# What you are asked to do
Pick out each line containing the string "biegów" and copy it.

#### Records for processing

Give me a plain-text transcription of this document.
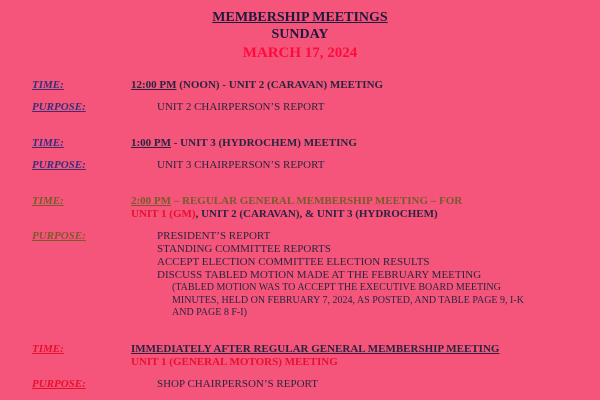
MEMBERSHIP MEETINGS
SUNDAY
MARCH 17, 2024
TIME:	12:00 PM (NOON) - UNIT 2 (CARAVAN) MEETING
PURPOSE:	UNIT 2 CHAIRPERSON’S REPORT
TIME:	1:00 PM - UNIT 3 (HYDROCHEM) MEETING
PURPOSE:	UNIT 3 CHAIRPERSON’S REPORT
TIME:	2:00 PM – REGULAR GENERAL MEMBERSHIP MEETING – FOR
UNIT 1 (GM), UNIT 2 (CARAVAN), & UNIT 3 (HYDROCHEM)
PURPOSE:	PRESIDENT’S REPORT
STANDING COMMITTEE REPORTS
ACCEPT ELECTION COMMITTEE ELECTION RESULTS
DISCUSS TABLED MOTION MADE AT THE FEBRUARY MEETING
(TABLED MOTION WAS TO ACCEPT THE EXECUTIVE BOARD MEETING
MINUTES, HELD ON FEBRUARY 7, 2024, AS POSTED, AND TABLE PAGE 9, I-K
AND PAGE 8 F-I)
TIME:	IMMEDIATELY AFTER REGULAR GENERAL MEMBERSHIP MEETING
UNIT 1 (GENERAL MOTORS) MEETING
PURPOSE:	SHOP CHAIRPERSON’S REPORT
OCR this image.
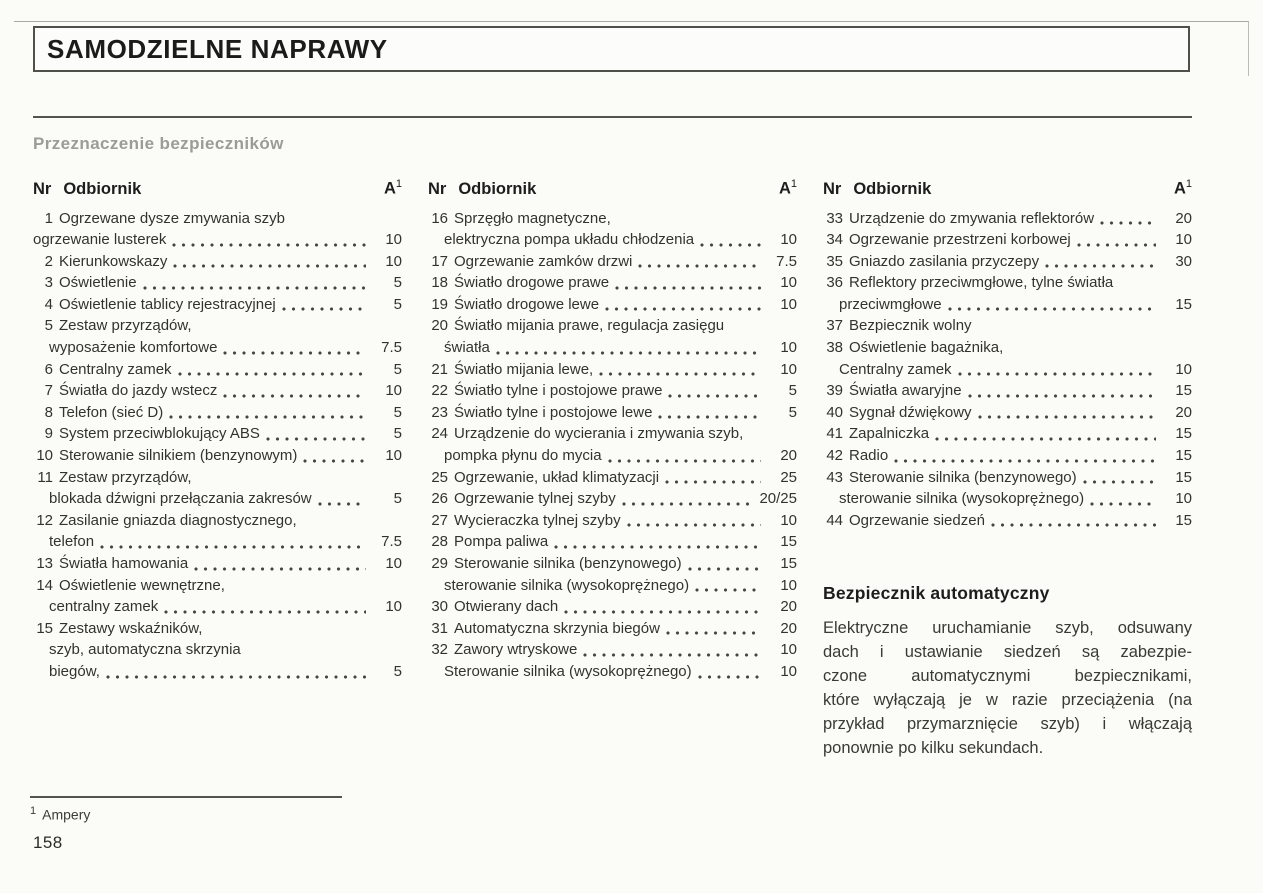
SAMODZIELNE NAPRAWY
Przeznaczenie bezpieczników
Nr Odbiornik	$A^1$
1 Ogrzewane dysze zmywania szyb
ogrzewanie lusterek	10
2 Kierunkowskazy	10
3 Oświetlenie	5
4 Oświetlenie tablicy rejestracyjnej	5
5 Zestaw przyrządów,
wyposażenie komfortowe	7.5
6 Centralny zamek	5
7 Światła do jazdy wstecz	10
8 Telefon (sieć D)	5
9 System przeciwblokujący ABS	5
10 Sterowanie silnikiem (benzynowym)	10
11 Zestaw przyrządów,
blokada dźwigni przełączania zakresów	5
12 Zasilanie gniazda diagnostycznego,
telefon	7.5
13 Światła hamowania	10
14 Oświetlenie wewnętrzne,
centralny zamek	10
15 Zestawy wskaźników,
szyb, automatyczna skrzynia
biegów,	5
Nr Odbiornik	$A^1$
16 Sprzęgło magnetyczne,
elektryczna pompa układu chłodzenia	10
17 Ogrzewanie zamków drzwi	7.5
18 Światło drogowe prawe	10
19 Światło drogowe lewe	10
20 Światło mijania prawe, regulacja zasięgu
światła	10
21 Światło mijania lewe,	10
22 Światło tylne i postojowe prawe	5
23 Światło tylne i postojowe lewe	5
24 Urządzenie do wycierania i zmywania szyb,
pompka płynu do mycia	20
25 Ogrzewanie, układ klimatyzacji	25
26 Ogrzewanie tylnej szyby	20/25
27 Wycieraczka tylnej szyby	10
28 Pompa paliwa	15
29 Sterowanie silnika (benzynowego)	15
sterowanie silnika (wysokoprężnego)	10
30 Otwierany dach	20
31 Automatyczna skrzynia biegów	20
32 Zawory wtryskowe	10
Sterowanie silnika (wysokoprężnego)	10
Nr Odbiornik	$A^1$
33 Urządzenie do zmywania reflektorów	20
34 Ogrzewanie przestrzeni korbowej	10
35 Gniazdo zasilania przyczepy	30
36 Reflektory przeciwmgłowe, tylne światła
przeciwmgłowe	15
37 Bezpiecznik wolny
38 Oświetlenie bagażnika,
Centralny zamek	10
39 Światła awaryjne	15
40 Sygnał dźwiękowy	20
41 Zapalniczka	15
42 Radio	15
43 Sterowanie silnika (benzynowego)	15
sterowanie silnika (wysokoprężnego)	10
44 Ogrzewanie siedzeń	15
Bezpiecznik automatyczny
Elektryczne uruchamianie szyb, odsuwany
dach i ustawianie siedzeń są zabezpie-
czone automatycznymi bezpiecznikami,
które wyłączają je w razie przeciążenia (na
przykład przymarznięcie szyb) i włączają
ponownie po kilku sekundach.
$^1$ Ampery
158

########

# Output of the task
biegów,	5
31 Automatyczna skrzynia biegów	20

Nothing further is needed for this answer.